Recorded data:
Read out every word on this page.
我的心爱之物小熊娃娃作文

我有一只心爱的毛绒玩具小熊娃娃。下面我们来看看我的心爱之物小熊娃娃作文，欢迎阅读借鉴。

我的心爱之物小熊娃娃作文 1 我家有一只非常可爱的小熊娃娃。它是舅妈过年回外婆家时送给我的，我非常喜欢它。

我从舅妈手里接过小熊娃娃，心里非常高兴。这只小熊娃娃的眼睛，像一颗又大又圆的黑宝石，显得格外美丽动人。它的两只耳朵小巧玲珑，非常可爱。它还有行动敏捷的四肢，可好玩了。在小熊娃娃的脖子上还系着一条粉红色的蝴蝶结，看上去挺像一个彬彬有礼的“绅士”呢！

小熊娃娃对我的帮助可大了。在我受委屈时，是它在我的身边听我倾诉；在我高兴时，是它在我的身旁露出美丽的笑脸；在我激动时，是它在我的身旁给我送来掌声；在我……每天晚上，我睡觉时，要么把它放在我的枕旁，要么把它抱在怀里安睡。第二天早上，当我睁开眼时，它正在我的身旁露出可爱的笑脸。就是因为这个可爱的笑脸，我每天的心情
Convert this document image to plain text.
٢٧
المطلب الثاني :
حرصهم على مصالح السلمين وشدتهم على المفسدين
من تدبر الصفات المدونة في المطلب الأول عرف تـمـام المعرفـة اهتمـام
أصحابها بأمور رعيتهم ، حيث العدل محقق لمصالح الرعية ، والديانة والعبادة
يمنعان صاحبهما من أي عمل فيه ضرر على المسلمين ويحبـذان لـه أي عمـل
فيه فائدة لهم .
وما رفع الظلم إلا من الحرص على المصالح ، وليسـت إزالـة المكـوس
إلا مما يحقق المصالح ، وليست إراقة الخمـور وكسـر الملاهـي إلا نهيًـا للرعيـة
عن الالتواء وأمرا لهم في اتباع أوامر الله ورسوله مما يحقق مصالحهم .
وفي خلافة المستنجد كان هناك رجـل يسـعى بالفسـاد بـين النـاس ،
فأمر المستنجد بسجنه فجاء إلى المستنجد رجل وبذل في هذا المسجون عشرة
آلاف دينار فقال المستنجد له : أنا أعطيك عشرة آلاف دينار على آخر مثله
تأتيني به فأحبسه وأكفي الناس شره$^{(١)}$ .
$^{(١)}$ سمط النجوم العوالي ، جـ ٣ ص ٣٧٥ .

• WHAT THE TASK ASKS:
Copy the records above exactly.

• REPLY:
Read out every word on this page.
我的心爱之物小熊娃娃作文

我有一只心爱的毛绒玩具小熊娃娃。下面我们来看看我的心爱之物小熊娃娃作文，欢迎阅读借鉴。

我的心爱之物小熊娃娃作文 1 我家有一只非常可爱的小熊娃娃。它是舅妈过年回外婆家时送给我的，我非常喜欢它。

我从舅妈手里接过小熊娃娃，心里非常高兴。这只小熊娃娃的眼睛，像一颗又大又圆的黑宝石，显得格外美丽动人。它的两只耳朵小巧玲珑，非常可爱。它还有行动敏捷的四肢，可好玩了。在小熊娃娃的脖子上还系着一条粉红色的蝴蝶结，看上去挺像一个彬彬有礼的“绅士”呢！

小熊娃娃对我的帮助可大了。在我受委屈时，是它在我的身边听我倾诉；在我高兴时，是它在我的身旁露出美丽的笑脸；在我激动时，是它在我的身旁给我送来掌声；在我……每天晚上，我睡觉时，要么把它放在我的枕旁，要么把它抱在怀里安睡。第二天早上，当我睁开眼时，它正在我的身旁露出可爱的笑脸。就是因为这个可爱的笑脸，我每天的心情
Convert this document image to plain text.
٢٧
المطلب الثاني :
حرصهم على مصالح السلمين وشدتهم على المفسدين
من تدبر الصفات المدونة في المطلب الأول عرف تـمـام المعرفـة اهتمـام
أصحابها بأمور رعيتهم ، حيث العدل محقق لمصالح الرعية ، والديانة والعبادة
يمنعان صاحبهما من أي عمل فيه ضرر على المسلمين ويحبـذان لـه أي عمـل
فيه فائدة لهم .
وما رفع الظلم إلا من الحرص على المصالح ، وليسـت إزالـة المكـوس
إلا مما يحقق المصالح ، وليست إراقة الخمـور وكسـر الملاهـي إلا نهيًـا للرعيـة
عن الالتواء وأمرا لهم في اتباع أوامر الله ورسوله مما يحقق مصالحهم .
وفي خلافة المستنجد كان هناك رجـل يسـعى بالفسـاد بـين النـاس ،
فأمر المستنجد بسجنه فجاء إلى المستنجد رجل وبذل في هذا المسجون عشرة
آلاف دينار فقال المستنجد له : أنا أعطيك عشرة آلاف دينار على آخر مثله
تأتيني به فأحبسه وأكفي الناس شره$^{(١)}$ .
$^{(١)}$ سمط النجوم العوالي ، جـ ٣ ص ٣٧٥ .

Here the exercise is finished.